### Set exercise
Out of the lines below, please list those that hold the string "JavaFX".

### Material supplied
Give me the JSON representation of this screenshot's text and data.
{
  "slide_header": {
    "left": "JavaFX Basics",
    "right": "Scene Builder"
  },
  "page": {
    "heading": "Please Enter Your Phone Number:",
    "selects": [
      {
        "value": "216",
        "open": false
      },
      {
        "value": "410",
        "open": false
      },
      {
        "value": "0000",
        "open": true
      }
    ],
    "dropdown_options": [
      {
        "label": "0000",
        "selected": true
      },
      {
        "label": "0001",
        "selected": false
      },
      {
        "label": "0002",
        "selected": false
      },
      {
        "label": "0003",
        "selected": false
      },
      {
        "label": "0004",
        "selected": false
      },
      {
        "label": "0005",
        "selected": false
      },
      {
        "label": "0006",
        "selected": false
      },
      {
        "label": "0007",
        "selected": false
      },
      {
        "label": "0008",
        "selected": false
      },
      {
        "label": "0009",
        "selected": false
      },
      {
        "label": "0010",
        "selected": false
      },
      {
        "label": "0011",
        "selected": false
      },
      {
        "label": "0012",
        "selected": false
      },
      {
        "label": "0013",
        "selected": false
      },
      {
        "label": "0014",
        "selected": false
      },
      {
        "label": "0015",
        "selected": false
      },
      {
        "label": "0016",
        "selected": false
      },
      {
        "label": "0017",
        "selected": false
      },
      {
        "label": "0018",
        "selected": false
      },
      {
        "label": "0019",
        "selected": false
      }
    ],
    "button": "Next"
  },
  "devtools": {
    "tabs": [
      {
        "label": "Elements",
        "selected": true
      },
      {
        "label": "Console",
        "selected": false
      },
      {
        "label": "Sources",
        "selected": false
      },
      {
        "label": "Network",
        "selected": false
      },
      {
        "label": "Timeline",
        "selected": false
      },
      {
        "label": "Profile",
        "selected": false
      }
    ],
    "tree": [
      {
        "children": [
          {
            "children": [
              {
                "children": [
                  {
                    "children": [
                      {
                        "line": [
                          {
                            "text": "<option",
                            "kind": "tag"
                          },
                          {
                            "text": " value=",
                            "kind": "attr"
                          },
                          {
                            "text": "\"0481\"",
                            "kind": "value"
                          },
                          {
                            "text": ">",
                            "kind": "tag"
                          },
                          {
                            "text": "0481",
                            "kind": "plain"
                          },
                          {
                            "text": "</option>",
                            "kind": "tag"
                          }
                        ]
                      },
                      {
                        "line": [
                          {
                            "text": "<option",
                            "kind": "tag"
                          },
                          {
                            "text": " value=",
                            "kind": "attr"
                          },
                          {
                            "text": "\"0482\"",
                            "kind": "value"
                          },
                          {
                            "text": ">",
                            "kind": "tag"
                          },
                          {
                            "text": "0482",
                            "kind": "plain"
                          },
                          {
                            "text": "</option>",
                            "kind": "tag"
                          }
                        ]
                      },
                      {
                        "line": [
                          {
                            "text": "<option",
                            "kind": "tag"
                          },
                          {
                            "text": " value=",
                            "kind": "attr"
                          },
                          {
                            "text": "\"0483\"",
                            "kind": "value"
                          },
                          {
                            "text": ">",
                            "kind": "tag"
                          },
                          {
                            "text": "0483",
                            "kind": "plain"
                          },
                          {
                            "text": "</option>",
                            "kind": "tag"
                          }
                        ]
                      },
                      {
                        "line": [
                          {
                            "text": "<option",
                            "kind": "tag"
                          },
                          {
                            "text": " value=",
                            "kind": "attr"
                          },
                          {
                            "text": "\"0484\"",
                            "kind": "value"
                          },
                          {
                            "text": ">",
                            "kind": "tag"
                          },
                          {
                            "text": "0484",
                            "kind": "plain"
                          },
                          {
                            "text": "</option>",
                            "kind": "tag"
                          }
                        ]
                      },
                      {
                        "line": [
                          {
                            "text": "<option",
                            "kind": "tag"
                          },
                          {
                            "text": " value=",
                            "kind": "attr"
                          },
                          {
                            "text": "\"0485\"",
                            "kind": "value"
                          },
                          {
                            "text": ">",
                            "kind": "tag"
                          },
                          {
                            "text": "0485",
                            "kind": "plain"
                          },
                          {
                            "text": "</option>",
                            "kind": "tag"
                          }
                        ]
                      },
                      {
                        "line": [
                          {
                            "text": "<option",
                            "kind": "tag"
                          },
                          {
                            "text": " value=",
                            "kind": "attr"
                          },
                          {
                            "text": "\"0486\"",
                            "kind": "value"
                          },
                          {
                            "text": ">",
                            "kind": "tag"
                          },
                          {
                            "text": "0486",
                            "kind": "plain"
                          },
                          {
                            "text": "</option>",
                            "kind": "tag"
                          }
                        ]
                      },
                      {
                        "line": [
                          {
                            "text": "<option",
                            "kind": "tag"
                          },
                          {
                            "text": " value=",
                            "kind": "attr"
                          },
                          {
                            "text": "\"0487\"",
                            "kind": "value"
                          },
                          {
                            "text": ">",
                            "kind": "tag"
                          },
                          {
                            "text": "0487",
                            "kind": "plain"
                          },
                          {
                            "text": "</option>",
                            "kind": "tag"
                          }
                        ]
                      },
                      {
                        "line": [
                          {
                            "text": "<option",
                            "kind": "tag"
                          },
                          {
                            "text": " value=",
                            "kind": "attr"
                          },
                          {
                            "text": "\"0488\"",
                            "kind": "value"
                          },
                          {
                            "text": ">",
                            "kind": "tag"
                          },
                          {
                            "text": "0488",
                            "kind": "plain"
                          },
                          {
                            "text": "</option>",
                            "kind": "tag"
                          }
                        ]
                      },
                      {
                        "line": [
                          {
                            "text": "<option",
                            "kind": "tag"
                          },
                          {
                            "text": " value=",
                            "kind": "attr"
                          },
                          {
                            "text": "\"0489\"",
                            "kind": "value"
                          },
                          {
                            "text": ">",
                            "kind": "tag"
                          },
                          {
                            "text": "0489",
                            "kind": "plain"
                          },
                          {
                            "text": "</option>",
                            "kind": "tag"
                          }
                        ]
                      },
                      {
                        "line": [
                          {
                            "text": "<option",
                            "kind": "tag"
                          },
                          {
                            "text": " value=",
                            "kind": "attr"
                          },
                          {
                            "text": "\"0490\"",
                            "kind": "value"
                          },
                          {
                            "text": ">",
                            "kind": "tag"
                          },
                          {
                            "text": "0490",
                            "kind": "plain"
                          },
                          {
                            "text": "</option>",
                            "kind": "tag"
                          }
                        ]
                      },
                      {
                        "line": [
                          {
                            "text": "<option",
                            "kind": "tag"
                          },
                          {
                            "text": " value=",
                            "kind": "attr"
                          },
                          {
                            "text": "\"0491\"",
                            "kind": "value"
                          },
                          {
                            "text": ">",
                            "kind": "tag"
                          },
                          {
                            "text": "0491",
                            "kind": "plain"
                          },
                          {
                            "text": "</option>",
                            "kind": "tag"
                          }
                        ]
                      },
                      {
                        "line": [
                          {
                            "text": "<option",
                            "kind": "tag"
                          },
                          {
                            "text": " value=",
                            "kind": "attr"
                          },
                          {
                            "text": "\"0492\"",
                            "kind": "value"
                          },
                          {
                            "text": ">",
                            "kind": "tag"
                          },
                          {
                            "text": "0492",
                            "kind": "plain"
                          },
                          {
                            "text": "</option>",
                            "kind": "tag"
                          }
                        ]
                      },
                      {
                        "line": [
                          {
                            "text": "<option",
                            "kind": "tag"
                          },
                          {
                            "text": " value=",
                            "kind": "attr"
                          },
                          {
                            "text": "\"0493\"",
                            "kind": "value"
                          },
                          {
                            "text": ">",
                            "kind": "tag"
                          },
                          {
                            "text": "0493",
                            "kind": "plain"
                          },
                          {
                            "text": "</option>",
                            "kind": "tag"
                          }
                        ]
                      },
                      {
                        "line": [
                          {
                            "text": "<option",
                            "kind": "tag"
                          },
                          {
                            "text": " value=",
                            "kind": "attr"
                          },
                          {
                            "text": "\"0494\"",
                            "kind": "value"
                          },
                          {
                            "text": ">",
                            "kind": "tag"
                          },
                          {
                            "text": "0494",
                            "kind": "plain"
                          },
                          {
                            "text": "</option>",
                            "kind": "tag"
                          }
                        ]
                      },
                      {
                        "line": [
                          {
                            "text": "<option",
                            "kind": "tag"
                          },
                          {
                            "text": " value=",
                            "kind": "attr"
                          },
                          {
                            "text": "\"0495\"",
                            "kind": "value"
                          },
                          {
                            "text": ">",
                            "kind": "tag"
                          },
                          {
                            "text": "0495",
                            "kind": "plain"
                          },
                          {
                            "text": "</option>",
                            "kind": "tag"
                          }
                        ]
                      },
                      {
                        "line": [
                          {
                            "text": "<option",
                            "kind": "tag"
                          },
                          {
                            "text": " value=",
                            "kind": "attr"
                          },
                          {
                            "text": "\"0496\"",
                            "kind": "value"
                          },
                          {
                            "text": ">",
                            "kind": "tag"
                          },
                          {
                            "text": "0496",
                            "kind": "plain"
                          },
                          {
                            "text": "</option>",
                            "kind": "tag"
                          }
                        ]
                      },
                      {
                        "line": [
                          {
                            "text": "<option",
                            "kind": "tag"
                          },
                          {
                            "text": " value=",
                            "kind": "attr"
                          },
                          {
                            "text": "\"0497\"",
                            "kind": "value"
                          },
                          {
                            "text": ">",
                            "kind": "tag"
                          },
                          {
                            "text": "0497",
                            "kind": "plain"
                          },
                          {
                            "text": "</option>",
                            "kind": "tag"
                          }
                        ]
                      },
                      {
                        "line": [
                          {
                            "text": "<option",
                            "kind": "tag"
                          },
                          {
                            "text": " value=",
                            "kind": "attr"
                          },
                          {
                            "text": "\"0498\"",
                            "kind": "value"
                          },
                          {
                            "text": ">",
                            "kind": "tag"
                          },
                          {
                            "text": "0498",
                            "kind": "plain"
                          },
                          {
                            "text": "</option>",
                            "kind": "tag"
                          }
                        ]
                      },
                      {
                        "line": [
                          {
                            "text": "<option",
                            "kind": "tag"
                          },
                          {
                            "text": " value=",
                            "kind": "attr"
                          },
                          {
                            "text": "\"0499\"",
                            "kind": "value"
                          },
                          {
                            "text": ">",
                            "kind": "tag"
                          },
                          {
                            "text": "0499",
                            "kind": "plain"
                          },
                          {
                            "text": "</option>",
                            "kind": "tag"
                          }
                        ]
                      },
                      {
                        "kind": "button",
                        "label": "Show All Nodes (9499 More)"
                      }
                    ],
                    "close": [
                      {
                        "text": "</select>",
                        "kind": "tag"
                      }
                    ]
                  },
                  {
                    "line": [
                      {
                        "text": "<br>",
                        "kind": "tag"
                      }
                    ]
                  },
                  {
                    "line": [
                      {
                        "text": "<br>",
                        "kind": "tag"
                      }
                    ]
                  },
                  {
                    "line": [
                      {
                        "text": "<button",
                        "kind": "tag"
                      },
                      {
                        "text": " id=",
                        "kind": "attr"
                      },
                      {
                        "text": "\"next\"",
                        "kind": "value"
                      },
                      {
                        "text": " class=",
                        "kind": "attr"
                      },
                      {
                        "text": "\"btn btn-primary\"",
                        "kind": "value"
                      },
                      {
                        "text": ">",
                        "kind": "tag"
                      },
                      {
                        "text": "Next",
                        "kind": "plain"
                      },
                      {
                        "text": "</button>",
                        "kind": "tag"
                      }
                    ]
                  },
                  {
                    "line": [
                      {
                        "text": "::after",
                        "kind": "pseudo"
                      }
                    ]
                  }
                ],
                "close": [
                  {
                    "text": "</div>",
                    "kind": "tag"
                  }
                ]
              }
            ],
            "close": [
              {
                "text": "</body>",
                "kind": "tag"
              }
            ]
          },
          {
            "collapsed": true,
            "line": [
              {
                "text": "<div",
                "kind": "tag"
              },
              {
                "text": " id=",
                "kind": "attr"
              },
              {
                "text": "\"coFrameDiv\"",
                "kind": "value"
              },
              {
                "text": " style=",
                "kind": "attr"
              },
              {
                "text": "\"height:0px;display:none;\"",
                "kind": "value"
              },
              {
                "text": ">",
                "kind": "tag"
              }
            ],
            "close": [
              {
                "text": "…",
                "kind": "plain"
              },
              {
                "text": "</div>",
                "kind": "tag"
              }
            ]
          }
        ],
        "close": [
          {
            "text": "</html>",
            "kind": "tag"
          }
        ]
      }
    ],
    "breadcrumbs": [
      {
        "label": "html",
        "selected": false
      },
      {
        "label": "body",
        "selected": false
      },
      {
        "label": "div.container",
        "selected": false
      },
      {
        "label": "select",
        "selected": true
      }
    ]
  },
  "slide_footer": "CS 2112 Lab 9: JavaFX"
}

### Result of the task
    "left": "JavaFX Basics",
  "slide_footer": "CS 2112 Lab 9: JavaFX"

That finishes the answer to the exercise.